-- Begin RAW DATA --

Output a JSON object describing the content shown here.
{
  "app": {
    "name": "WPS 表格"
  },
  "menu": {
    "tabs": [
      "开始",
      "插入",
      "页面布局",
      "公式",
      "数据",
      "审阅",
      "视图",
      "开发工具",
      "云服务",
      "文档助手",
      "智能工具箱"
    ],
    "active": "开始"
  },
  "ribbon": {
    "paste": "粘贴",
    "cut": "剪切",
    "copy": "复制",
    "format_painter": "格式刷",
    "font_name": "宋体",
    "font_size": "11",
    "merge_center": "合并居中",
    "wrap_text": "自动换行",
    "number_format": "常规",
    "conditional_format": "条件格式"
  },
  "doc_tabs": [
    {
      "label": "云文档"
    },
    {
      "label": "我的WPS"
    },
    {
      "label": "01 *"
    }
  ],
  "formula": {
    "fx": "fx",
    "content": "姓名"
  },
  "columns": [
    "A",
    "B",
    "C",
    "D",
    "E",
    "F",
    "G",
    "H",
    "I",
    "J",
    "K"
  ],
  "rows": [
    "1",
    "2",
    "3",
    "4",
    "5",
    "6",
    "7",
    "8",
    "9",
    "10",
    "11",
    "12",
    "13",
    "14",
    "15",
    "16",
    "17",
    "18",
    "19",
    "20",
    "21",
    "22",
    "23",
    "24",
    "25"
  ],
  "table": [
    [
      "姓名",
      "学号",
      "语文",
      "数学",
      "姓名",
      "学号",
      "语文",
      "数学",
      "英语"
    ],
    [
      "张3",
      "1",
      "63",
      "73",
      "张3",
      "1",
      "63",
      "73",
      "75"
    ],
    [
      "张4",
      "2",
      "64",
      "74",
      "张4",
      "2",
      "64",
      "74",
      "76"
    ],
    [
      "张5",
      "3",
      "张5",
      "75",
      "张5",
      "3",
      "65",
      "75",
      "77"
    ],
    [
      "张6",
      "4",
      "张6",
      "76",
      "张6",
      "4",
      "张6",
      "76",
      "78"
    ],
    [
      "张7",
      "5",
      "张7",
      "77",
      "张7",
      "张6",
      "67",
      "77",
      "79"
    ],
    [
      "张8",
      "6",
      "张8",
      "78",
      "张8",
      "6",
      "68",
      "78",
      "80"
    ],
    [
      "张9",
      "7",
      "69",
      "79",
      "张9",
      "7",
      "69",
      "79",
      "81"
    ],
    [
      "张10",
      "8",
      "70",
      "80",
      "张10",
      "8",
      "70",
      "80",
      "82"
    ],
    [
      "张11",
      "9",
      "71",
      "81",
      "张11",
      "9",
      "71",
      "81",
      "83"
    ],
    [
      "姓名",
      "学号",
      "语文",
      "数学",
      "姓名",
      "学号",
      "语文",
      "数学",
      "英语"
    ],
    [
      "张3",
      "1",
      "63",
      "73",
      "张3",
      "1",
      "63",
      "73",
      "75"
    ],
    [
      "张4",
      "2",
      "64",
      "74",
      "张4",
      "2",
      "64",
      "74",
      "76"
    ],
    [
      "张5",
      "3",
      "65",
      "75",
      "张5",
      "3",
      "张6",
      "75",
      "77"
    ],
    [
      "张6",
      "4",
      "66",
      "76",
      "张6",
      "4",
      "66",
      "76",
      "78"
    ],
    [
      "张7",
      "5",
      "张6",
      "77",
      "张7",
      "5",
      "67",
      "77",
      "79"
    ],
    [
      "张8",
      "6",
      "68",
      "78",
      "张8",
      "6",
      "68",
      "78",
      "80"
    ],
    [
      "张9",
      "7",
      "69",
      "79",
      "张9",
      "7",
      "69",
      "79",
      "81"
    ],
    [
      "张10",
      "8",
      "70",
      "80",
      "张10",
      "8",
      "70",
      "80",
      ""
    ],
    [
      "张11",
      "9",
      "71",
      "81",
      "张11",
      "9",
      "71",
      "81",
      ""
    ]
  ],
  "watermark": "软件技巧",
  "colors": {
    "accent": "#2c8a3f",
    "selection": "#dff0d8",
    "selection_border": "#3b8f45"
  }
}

-- End RAW DATA --

Write out the data exactly as it stands.

THE ANSWER
Output a JSON object describing the content shown here.
{
  "app": {
    "name": "WPS 表格"
  },
  "menu": {
    "tabs": [
      "开始",
      "插入",
      "页面布局",
      "公式",
      "数据",
      "审阅",
      "视图",
      "开发工具",
      "云服务",
      "文档助手",
      "智能工具箱"
    ],
    "active": "开始"
  },
  "ribbon": {
    "paste": "粘贴",
    "cut": "剪切",
    "copy": "复制",
    "format_painter": "格式刷",
    "font_name": "宋体",
    "font_size": "11",
    "merge_center": "合并居中",
    "wrap_text": "自动换行",
    "number_format": "常规",
    "conditional_format": "条件格式"
  },
  "doc_tabs": [
    {
      "label": "云文档"
    },
    {
      "label": "我的WPS"
    },
    {
      "label": "01 *"
    }
  ],
  "formula": {
    "fx": "fx",
    "content": "姓名"
  },
  "columns": [
    "A",
    "B",
    "C",
    "D",
    "E",
    "F",
    "G",
    "H",
    "I",
    "J",
    "K"
  ],
  "rows": [
    "1",
    "2",
    "3",
    "4",
    "5",
    "6",
    "7",
    "8",
    "9",
    "10",
    "11",
    "12",
    "13",
    "14",
    "15",
    "16",
    "17",
    "18",
    "19",
    "20",
    "21",
    "22",
    "23",
    "24",
    "25"
  ],
  "table": [
    [
      "姓名",
      "学号",
      "语文",
      "数学",
      "姓名",
      "学号",
      "语文",
      "数学",
      "英语"
    ],
    [
      "张3",
      "1",
      "63",
      "73",
      "张3",
      "1",
      "63",
      "73",
      "75"
    ],
    [
      "张4",
      "2",
      "64",
      "74",
      "张4",
      "2",
      "64",
      "74",
      "76"
    ],
    [
      "张5",
      "3",
      "张5",
      "75",
      "张5",
      "3",
      "65",
      "75",
      "77"
    ],
    [
      "张6",
      "4",
      "张6",
      "76",
      "张6",
      "4",
      "张6",
      "76",
      "78"
    ],
    [
      "张7",
      "5",
      "张7",
      "77",
      "张7",
      "张6",
      "67",
      "77",
      "79"
    ],
    [
      "张8",
      "6",
      "张8",
      "78",
      "张8",
      "6",
      "68",
      "78",
      "80"
    ],
    [
      "张9",
      "7",
      "69",
      "79",
      "张9",
      "7",
      "69",
      "79",
      "81"
    ],
    [
      "张10",
      "8",
      "70",
      "80",
      "张10",
      "8",
      "70",
      "80",
      "82"
    ],
    [
      "张11",
      "9",
      "71",
      "81",
      "张11",
      "9",
      "71",
      "81",
      "83"
    ],
    [
      "姓名",
      "学号",
      "语文",
      "数学",
      "姓名",
      "学号",
      "语文",
      "数学",
      "英语"
    ],
    [
      "张3",
      "1",
      "63",
      "73",
      "张3",
      "1",
      "63",
      "73",
      "75"
    ],
    [
      "张4",
      "2",
      "64",
      "74",
      "张4",
      "2",
      "64",
      "74",
      "76"
    ],
    [
      "张5",
      "3",
      "65",
      "75",
      "张5",
      "3",
      "张6",
      "75",
      "77"
    ],
    [
      "张6",
      "4",
      "66",
      "76",
      "张6",
      "4",
      "66",
      "76",
      "78"
    ],
    [
      "张7",
      "5",
      "张6",
      "77",
      "张7",
      "5",
      "67",
      "77",
      "79"
    ],
    [
      "张8",
      "6",
      "68",
      "78",
      "张8",
      "6",
      "68",
      "78",
      "80"
    ],
    [
      "张9",
      "7",
      "69",
      "79",
      "张9",
      "7",
      "69",
      "79",
      "81"
    ],
    [
      "张10",
      "8",
      "70",
      "80",
      "张10",
      "8",
      "70",
      "80",
      ""
    ],
    [
      "张11",
      "9",
      "71",
      "81",
      "张11",
      "9",
      "71",
      "81",
      ""
    ]
  ],
  "watermark": "软件技巧",
  "colors": {
    "accent": "#2c8a3f",
    "selection": "#dff0d8",
    "selection_border": "#3b8f45"
  }
}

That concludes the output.